▸ EXERCISE:
Pick out the lines below that contain the string "every" and copy them all.

▸ DATASET ENTRIES:

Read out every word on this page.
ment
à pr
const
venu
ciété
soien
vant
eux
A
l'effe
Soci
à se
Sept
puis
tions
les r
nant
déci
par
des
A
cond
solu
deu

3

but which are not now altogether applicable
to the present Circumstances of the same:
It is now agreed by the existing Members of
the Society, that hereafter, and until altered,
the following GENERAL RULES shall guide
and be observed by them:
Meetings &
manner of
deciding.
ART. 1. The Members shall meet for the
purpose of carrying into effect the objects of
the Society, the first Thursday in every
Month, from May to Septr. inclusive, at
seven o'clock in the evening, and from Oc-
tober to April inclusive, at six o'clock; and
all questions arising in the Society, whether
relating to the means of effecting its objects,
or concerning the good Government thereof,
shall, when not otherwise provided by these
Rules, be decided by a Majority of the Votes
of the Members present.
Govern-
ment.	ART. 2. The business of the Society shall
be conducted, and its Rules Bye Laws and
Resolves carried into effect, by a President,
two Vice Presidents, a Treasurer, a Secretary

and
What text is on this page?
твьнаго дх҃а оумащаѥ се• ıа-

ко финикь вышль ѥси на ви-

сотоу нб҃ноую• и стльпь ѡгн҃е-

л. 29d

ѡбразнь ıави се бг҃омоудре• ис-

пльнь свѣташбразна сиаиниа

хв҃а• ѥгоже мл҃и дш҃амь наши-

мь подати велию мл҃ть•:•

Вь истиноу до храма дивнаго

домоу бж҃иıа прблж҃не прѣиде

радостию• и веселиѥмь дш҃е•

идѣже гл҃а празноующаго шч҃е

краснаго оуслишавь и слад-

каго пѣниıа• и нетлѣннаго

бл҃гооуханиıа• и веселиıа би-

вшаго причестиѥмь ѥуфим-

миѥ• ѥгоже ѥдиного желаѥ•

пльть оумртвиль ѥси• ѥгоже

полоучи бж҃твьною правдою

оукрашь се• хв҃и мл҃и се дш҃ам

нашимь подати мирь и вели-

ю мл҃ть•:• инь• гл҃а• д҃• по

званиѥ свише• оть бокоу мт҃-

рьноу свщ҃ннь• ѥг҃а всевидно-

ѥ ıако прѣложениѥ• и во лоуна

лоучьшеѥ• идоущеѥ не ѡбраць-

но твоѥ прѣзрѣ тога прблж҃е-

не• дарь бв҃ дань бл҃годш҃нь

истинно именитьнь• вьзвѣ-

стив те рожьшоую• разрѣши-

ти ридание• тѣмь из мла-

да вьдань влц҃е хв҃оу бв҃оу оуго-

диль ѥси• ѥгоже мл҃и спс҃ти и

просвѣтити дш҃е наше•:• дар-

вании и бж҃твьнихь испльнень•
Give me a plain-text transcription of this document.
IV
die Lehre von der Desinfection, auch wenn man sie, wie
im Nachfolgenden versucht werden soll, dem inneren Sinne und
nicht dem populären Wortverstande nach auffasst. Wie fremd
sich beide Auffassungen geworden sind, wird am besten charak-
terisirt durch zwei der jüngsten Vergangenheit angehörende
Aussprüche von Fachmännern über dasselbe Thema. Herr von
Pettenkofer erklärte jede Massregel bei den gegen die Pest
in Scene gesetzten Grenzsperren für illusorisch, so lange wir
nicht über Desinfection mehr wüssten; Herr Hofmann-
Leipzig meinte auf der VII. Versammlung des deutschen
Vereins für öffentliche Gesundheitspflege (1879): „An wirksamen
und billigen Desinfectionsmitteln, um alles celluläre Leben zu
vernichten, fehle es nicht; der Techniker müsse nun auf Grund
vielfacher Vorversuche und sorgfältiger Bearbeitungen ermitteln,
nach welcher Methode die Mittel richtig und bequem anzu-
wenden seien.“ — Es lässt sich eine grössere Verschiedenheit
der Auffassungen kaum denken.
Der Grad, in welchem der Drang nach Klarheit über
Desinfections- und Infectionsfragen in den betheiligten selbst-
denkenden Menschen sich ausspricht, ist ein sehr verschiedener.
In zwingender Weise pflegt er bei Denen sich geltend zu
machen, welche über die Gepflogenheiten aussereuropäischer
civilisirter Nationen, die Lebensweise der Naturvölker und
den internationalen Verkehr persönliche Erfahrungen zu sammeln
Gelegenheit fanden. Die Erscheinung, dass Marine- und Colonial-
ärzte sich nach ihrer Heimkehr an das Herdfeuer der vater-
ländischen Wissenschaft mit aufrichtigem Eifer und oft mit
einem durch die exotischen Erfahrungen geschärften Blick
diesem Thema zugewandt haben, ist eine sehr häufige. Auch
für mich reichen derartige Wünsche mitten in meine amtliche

▸ ANSWER BELOW:
Read out every word on this page.
the Society, the first Thursday in every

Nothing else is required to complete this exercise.